§ **Work to do**:
Find all lines in the records that include the word "color", and copy them out.

════════════════

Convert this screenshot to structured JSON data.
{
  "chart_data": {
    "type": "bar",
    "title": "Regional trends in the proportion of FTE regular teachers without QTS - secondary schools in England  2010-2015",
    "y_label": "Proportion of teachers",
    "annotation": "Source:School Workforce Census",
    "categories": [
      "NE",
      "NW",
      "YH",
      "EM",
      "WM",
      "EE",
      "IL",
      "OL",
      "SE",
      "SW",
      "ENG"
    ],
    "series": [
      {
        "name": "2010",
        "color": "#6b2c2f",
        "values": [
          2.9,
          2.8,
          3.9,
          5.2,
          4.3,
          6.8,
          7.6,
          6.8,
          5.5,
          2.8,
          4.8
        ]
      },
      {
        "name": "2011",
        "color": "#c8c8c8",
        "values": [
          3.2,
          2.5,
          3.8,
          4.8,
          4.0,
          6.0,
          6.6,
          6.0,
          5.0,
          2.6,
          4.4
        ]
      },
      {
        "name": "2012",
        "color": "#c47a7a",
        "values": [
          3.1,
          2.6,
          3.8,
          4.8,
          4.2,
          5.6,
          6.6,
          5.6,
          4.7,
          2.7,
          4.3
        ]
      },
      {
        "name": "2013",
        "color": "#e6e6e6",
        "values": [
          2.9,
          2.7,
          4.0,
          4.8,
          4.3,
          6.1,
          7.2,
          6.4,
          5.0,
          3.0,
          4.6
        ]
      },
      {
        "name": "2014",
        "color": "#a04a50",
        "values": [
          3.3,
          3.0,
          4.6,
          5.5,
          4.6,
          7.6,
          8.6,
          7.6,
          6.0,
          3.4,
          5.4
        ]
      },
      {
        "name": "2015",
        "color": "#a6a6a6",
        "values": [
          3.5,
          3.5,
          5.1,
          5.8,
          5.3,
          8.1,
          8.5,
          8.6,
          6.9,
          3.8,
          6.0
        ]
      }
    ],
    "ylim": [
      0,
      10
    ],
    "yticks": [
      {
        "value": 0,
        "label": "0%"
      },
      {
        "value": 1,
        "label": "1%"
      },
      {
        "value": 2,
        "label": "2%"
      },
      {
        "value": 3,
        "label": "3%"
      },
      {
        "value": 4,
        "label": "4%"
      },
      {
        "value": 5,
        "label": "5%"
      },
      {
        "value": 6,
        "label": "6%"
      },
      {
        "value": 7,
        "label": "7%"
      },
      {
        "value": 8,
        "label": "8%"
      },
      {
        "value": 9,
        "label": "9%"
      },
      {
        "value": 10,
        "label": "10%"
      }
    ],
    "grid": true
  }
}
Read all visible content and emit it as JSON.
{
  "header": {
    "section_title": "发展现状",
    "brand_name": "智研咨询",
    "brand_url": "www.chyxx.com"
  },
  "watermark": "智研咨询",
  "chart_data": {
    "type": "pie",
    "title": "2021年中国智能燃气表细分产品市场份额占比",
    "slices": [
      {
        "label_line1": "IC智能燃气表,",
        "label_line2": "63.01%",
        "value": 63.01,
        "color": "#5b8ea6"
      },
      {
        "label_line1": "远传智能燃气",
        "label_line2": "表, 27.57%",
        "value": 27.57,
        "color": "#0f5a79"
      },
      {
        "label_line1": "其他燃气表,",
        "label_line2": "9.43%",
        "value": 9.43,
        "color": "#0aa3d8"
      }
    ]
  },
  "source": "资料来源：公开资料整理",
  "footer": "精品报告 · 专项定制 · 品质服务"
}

════════════════

§ **Answer in full**:
        "color": "#6b2c2f",
        "color": "#c8c8c8",
        "color": "#c47a7a",
        "color": "#e6e6e6",
        "color": "#a04a50",
        "color": "#a6a6a6",
        "color": "#5b8ea6"
        "color": "#0f5a79"
        "color": "#0aa3d8"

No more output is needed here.